_Exercise directions_.
In the listing that follows, count every line with the word "Depende" in it and write only the total.

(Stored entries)
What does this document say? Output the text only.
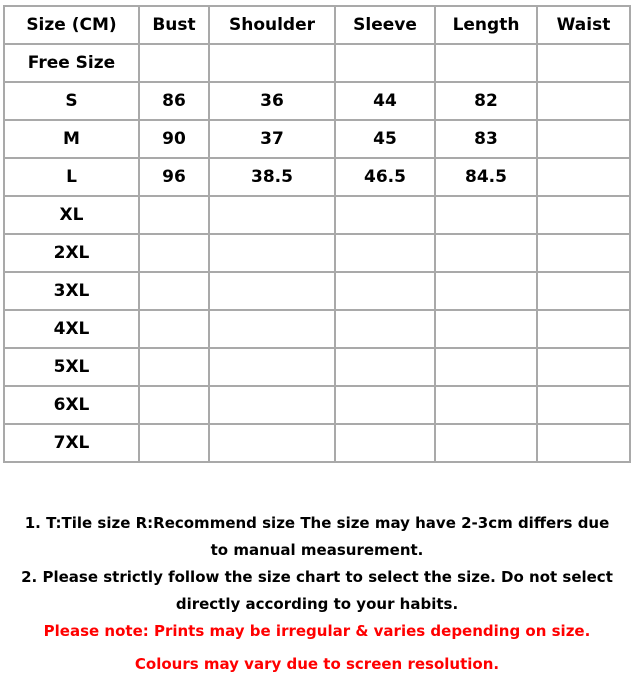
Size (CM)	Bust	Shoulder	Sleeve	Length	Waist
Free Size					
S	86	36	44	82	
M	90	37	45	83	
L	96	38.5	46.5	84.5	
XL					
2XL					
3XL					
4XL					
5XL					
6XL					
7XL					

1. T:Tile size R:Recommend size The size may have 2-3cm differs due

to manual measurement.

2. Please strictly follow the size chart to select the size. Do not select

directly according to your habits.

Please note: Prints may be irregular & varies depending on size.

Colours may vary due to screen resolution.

---

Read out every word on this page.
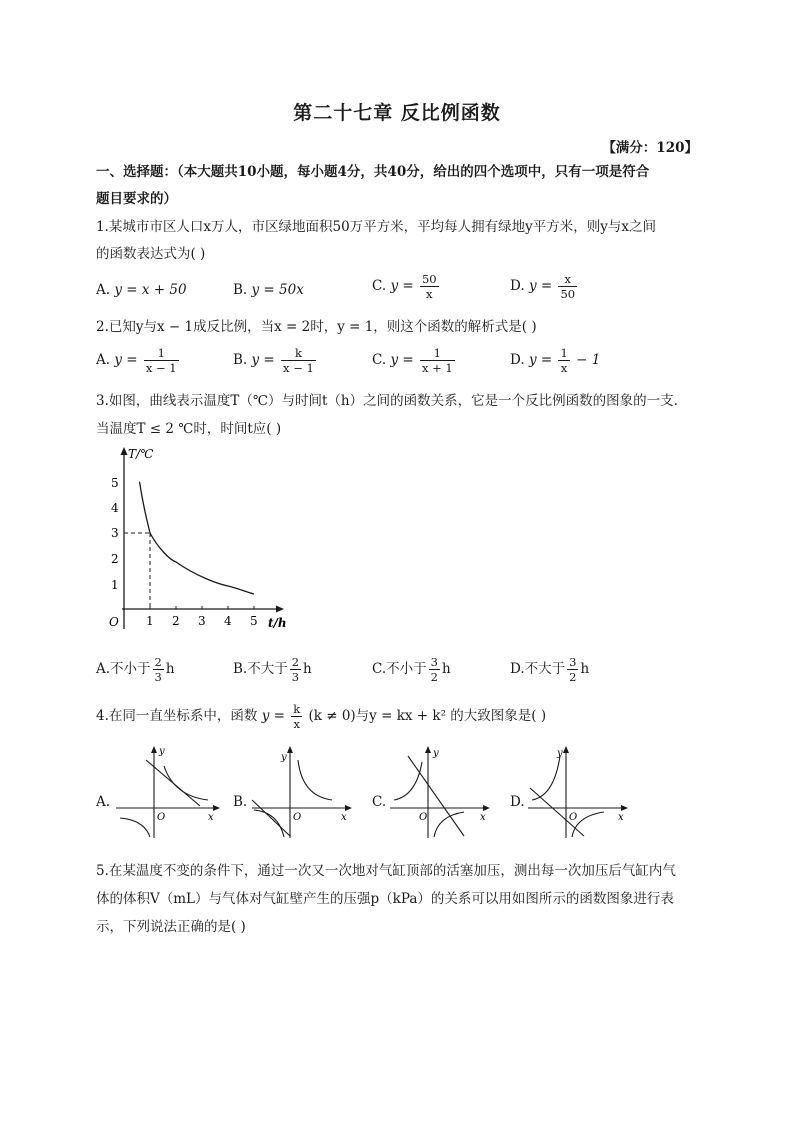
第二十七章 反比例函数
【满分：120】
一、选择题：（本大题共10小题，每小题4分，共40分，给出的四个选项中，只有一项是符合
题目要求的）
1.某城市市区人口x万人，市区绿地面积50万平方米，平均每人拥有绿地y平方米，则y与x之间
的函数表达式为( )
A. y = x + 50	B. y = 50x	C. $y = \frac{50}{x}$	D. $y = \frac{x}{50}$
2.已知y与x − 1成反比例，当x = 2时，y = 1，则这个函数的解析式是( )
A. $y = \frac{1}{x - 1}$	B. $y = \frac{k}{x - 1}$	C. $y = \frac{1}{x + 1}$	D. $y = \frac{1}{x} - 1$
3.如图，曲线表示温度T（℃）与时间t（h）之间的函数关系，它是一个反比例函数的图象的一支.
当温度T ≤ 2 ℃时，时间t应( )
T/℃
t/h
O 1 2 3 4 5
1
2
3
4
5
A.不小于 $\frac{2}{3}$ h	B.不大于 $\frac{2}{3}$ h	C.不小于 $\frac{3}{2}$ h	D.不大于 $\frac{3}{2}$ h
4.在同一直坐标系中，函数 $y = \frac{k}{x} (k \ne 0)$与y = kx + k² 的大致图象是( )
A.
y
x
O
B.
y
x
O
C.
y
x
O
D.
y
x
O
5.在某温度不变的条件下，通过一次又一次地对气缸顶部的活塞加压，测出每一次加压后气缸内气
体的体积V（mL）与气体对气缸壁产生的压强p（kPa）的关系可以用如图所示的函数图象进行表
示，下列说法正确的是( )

==

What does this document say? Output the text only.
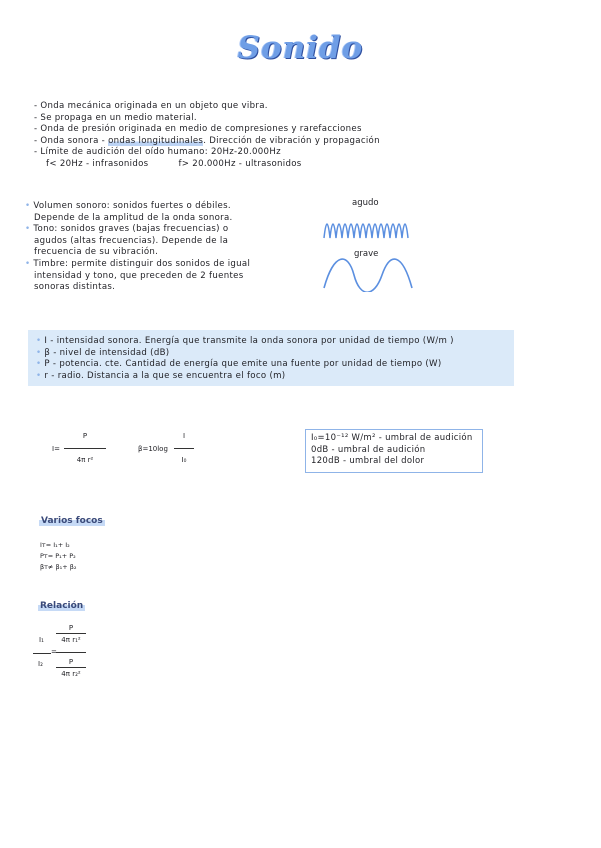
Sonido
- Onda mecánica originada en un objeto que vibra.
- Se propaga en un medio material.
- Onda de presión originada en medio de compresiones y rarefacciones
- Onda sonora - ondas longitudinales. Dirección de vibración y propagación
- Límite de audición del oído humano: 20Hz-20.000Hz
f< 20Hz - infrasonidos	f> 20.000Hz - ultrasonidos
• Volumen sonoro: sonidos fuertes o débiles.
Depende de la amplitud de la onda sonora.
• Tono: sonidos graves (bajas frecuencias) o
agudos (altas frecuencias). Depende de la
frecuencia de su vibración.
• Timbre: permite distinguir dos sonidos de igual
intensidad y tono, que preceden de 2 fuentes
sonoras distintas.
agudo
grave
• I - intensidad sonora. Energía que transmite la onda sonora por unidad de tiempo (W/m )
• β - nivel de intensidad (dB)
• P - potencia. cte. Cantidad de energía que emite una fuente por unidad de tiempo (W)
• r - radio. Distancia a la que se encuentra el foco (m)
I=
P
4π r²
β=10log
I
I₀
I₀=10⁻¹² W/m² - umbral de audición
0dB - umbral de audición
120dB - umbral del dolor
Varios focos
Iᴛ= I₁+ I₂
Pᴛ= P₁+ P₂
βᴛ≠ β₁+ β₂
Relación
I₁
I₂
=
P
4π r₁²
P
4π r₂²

_Exercise answer_.
2